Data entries
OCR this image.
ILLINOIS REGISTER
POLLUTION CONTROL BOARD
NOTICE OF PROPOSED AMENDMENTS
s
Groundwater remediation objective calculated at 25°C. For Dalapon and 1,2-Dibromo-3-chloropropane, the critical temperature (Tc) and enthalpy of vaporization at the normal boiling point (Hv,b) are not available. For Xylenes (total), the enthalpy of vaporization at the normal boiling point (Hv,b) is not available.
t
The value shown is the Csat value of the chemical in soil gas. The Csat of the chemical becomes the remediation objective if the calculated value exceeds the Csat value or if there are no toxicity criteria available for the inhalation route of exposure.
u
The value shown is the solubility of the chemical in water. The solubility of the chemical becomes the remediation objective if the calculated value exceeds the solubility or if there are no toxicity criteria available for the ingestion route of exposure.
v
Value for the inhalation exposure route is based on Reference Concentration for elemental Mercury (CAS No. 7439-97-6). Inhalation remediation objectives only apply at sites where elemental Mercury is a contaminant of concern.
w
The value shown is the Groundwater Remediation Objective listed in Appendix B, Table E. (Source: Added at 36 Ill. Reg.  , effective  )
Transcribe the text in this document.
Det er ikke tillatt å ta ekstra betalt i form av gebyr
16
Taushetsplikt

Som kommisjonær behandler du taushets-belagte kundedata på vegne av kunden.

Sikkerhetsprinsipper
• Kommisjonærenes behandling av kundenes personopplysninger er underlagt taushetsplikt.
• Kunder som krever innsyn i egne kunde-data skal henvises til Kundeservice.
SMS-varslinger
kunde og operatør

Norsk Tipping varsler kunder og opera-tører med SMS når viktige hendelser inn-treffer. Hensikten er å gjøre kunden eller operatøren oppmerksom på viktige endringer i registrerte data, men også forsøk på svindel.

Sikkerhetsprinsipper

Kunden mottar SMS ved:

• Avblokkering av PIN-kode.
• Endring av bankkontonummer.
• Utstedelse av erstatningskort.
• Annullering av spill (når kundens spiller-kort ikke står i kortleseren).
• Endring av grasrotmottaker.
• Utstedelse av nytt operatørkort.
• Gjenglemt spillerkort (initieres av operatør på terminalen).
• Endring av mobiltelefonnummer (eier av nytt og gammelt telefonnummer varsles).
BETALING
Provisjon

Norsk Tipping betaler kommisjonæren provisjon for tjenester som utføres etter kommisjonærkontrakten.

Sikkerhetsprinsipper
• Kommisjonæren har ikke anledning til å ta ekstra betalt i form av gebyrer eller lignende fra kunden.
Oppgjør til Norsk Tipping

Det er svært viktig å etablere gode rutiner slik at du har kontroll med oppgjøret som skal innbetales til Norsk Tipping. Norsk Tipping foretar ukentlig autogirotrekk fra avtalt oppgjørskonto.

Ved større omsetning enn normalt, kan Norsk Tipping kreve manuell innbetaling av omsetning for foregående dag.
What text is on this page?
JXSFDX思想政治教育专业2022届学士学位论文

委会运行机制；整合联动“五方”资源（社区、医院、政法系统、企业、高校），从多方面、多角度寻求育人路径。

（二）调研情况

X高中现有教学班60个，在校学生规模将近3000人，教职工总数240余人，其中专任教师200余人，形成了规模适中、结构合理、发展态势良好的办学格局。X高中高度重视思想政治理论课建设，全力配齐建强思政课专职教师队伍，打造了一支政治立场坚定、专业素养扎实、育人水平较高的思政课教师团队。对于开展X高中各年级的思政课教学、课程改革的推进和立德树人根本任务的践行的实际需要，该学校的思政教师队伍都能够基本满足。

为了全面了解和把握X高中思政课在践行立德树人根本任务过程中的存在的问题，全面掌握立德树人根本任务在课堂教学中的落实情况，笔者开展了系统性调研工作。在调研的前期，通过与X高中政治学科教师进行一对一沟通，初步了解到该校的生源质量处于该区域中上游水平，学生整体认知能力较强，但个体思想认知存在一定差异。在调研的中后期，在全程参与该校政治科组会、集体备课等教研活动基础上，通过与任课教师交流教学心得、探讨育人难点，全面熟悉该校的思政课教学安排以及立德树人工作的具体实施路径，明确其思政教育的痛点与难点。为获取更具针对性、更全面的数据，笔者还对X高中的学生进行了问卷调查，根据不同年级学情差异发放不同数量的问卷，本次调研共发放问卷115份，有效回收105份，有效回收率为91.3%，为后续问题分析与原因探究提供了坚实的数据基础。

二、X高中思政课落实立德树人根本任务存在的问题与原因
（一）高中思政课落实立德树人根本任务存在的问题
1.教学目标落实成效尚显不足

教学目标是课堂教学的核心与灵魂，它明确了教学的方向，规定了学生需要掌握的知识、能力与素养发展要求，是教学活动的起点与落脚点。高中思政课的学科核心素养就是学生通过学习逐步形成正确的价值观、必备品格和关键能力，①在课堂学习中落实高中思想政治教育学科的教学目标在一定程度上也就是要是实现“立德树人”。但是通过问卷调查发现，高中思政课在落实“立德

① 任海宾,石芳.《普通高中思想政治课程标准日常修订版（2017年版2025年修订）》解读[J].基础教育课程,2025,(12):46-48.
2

WRITTEN PROBLEM: Reproduce exactly the lines from the one containing "What text is on this page?" through the last line of the records above, including both, and nothing else.

CORRECT RESULT:
What text is on this page?
JXSFDX思想政治教育专业2022届学士学位论文

委会运行机制；整合联动“五方”资源（社区、医院、政法系统、企业、高校），从多方面、多角度寻求育人路径。

（二）调研情况

X高中现有教学班60个，在校学生规模将近3000人，教职工总数240余人，其中专任教师200余人，形成了规模适中、结构合理、发展态势良好的办学格局。X高中高度重视思想政治理论课建设，全力配齐建强思政课专职教师队伍，打造了一支政治立场坚定、专业素养扎实、育人水平较高的思政课教师团队。对于开展X高中各年级的思政课教学、课程改革的推进和立德树人根本任务的践行的实际需要，该学校的思政教师队伍都能够基本满足。

为了全面了解和把握X高中思政课在践行立德树人根本任务过程中的存在的问题，全面掌握立德树人根本任务在课堂教学中的落实情况，笔者开展了系统性调研工作。在调研的前期，通过与X高中政治学科教师进行一对一沟通，初步了解到该校的生源质量处于该区域中上游水平，学生整体认知能力较强，但个体思想认知存在一定差异。在调研的中后期，在全程参与该校政治科组会、集体备课等教研活动基础上，通过与任课教师交流教学心得、探讨育人难点，全面熟悉该校的思政课教学安排以及立德树人工作的具体实施路径，明确其思政教育的痛点与难点。为获取更具针对性、更全面的数据，笔者还对X高中的学生进行了问卷调查，根据不同年级学情差异发放不同数量的问卷，本次调研共发放问卷115份，有效回收105份，有效回收率为91.3%，为后续问题分析与原因探究提供了坚实的数据基础。

二、X高中思政课落实立德树人根本任务存在的问题与原因
（一）高中思政课落实立德树人根本任务存在的问题
1.教学目标落实成效尚显不足

教学目标是课堂教学的核心与灵魂，它明确了教学的方向，规定了学生需要掌握的知识、能力与素养发展要求，是教学活动的起点与落脚点。高中思政课的学科核心素养就是学生通过学习逐步形成正确的价值观、必备品格和关键能力，①在课堂学习中落实高中思想政治教育学科的教学目标在一定程度上也就是要是实现“立德树人”。但是通过问卷调查发现，高中思政课在落实“立德

① 任海宾,石芳.《普通高中思想政治课程标准日常修订版（2017年版2025年修订）》解读[J].基础教育课程,2025,(12):46-48.
2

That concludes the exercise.